::: Record extracts :::

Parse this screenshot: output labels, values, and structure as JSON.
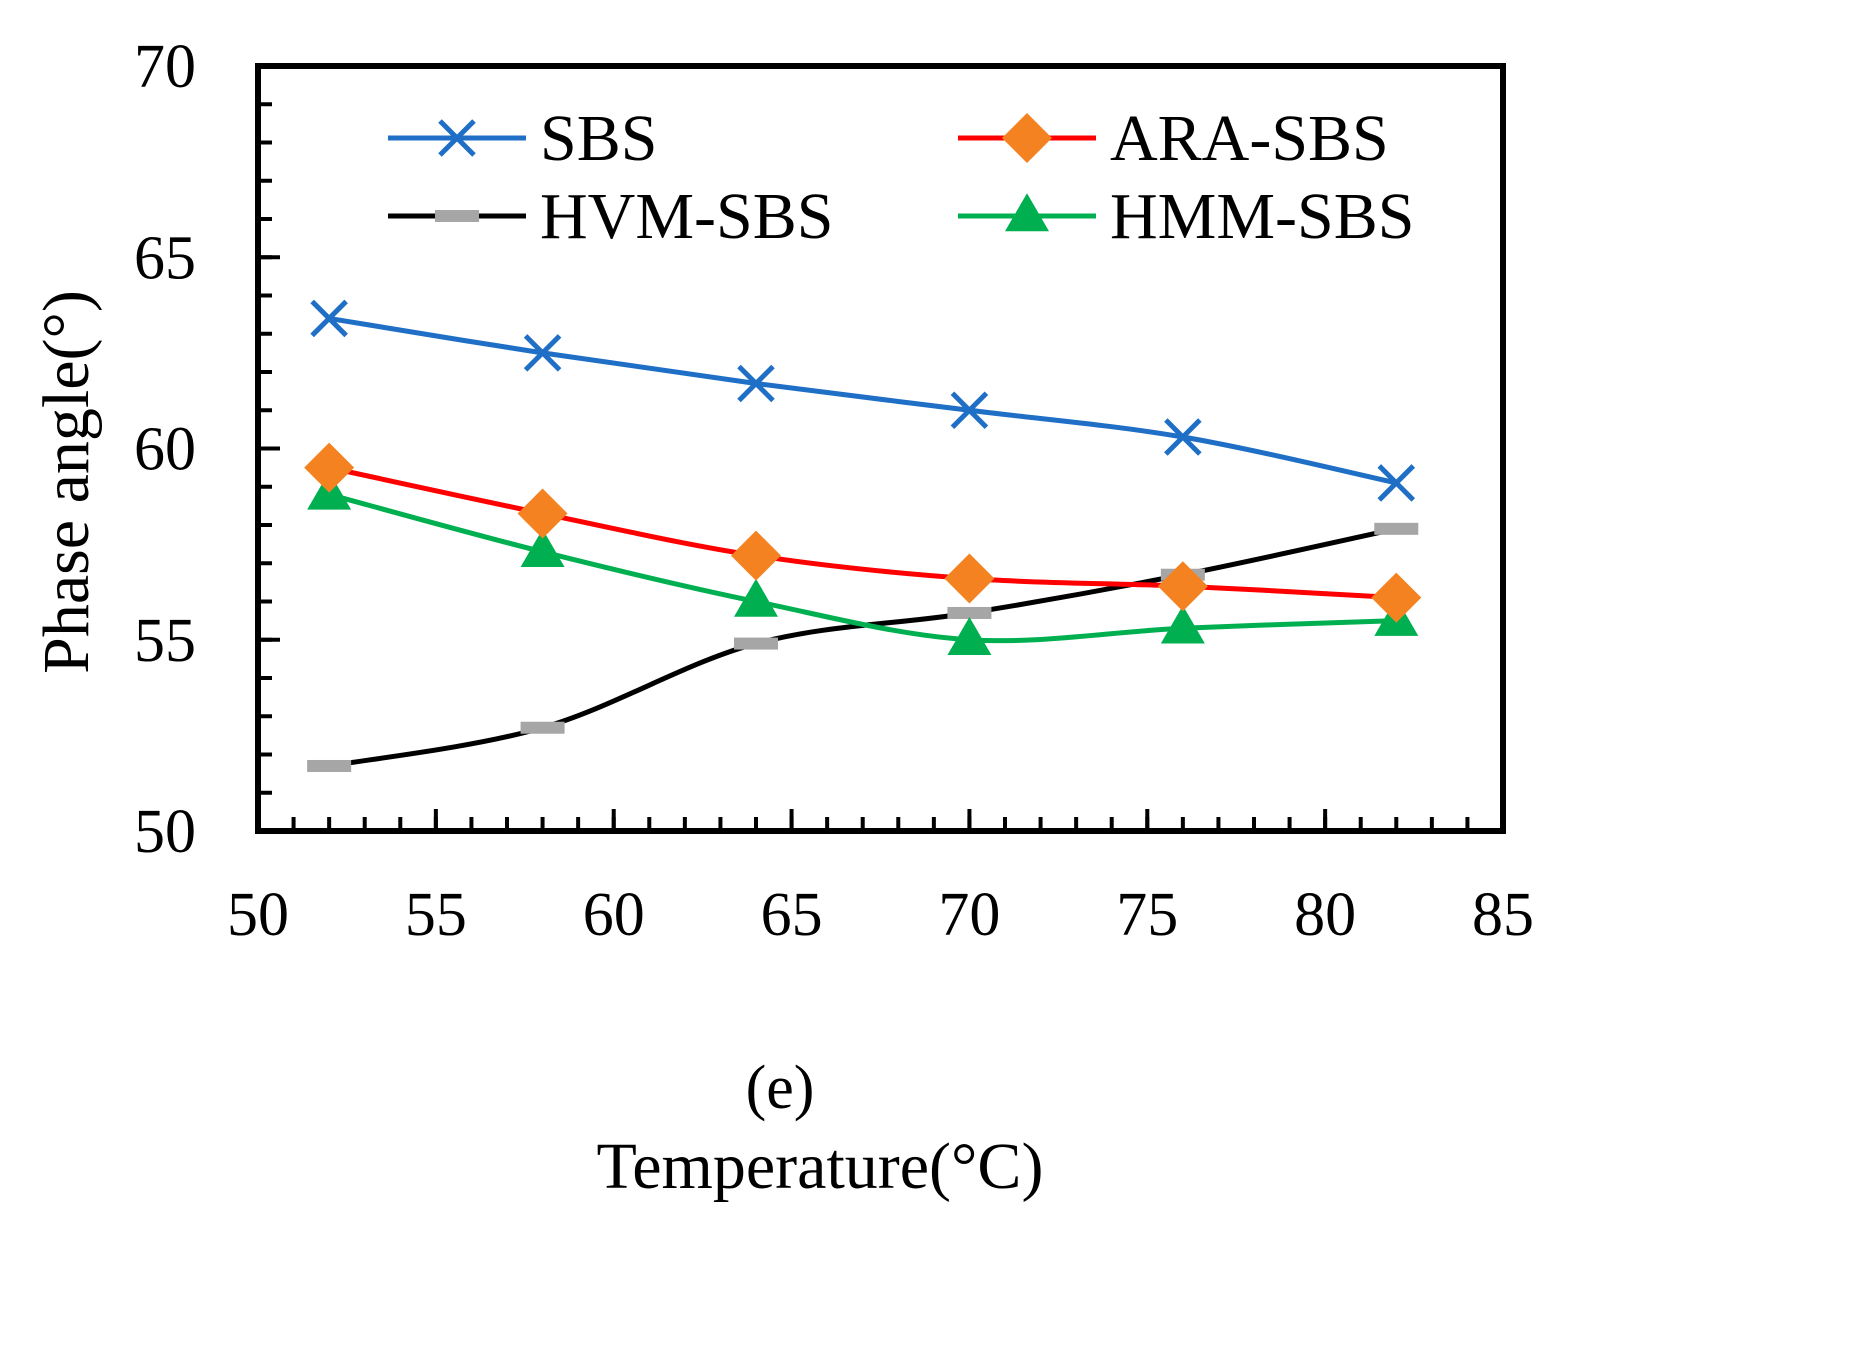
{
  "chart_data": {
    "type": "line",
    "title": "",
    "panel_label": "(e)",
    "xlabel": "Temperature(°C)",
    "ylabel": "Phase angle(°)",
    "xlim": [
      50,
      85
    ],
    "ylim": [
      50,
      70
    ],
    "x_major_ticks": [
      50,
      55,
      60,
      65,
      70,
      75,
      80,
      85
    ],
    "x_minor_step": 1,
    "y_major_ticks": [
      50,
      55,
      60,
      65,
      70
    ],
    "y_minor_step": 1,
    "grid": false,
    "legend_position": "top",
    "x": [
      52,
      58,
      64,
      70,
      76,
      82
    ],
    "series": [
      {
        "name": "SBS",
        "color": "#1f6fc6",
        "marker": "x",
        "marker_color": "#1f6fc6",
        "values": [
          63.4,
          62.5,
          61.7,
          61.0,
          60.3,
          59.1
        ]
      },
      {
        "name": "ARA-SBS",
        "color": "#ff0000",
        "marker": "diamond",
        "marker_color": "#f58220",
        "values": [
          59.5,
          58.3,
          57.2,
          56.6,
          56.4,
          56.1
        ]
      },
      {
        "name": "HVM-SBS",
        "color": "#000000",
        "marker": "dash",
        "marker_color": "#a6a6a6",
        "values": [
          51.7,
          52.7,
          54.9,
          55.7,
          56.7,
          57.9
        ]
      },
      {
        "name": "HMM-SBS",
        "color": "#00b050",
        "marker": "triangle",
        "marker_color": "#00b050",
        "values": [
          58.8,
          57.3,
          56.0,
          55.0,
          55.3,
          55.5
        ]
      }
    ]
  }
}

:::

Give every record back exactly as it reads, with no images.

Parse this screenshot: output labels, values, and structure as JSON.
{
  "chart_data": {
    "type": "line",
    "title": "",
    "panel_label": "(e)",
    "xlabel": "Temperature(°C)",
    "ylabel": "Phase angle(°)",
    "xlim": [
      50,
      85
    ],
    "ylim": [
      50,
      70
    ],
    "x_major_ticks": [
      50,
      55,
      60,
      65,
      70,
      75,
      80,
      85
    ],
    "x_minor_step": 1,
    "y_major_ticks": [
      50,
      55,
      60,
      65,
      70
    ],
    "y_minor_step": 1,
    "grid": false,
    "legend_position": "top",
    "x": [
      52,
      58,
      64,
      70,
      76,
      82
    ],
    "series": [
      {
        "name": "SBS",
        "color": "#1f6fc6",
        "marker": "x",
        "marker_color": "#1f6fc6",
        "values": [
          63.4,
          62.5,
          61.7,
          61.0,
          60.3,
          59.1
        ]
      },
      {
        "name": "ARA-SBS",
        "color": "#ff0000",
        "marker": "diamond",
        "marker_color": "#f58220",
        "values": [
          59.5,
          58.3,
          57.2,
          56.6,
          56.4,
          56.1
        ]
      },
      {
        "name": "HVM-SBS",
        "color": "#000000",
        "marker": "dash",
        "marker_color": "#a6a6a6",
        "values": [
          51.7,
          52.7,
          54.9,
          55.7,
          56.7,
          57.9
        ]
      },
      {
        "name": "HMM-SBS",
        "color": "#00b050",
        "marker": "triangle",
        "marker_color": "#00b050",
        "values": [
          58.8,
          57.3,
          56.0,
          55.0,
          55.3,
          55.5
        ]
      }
    ]
  }
}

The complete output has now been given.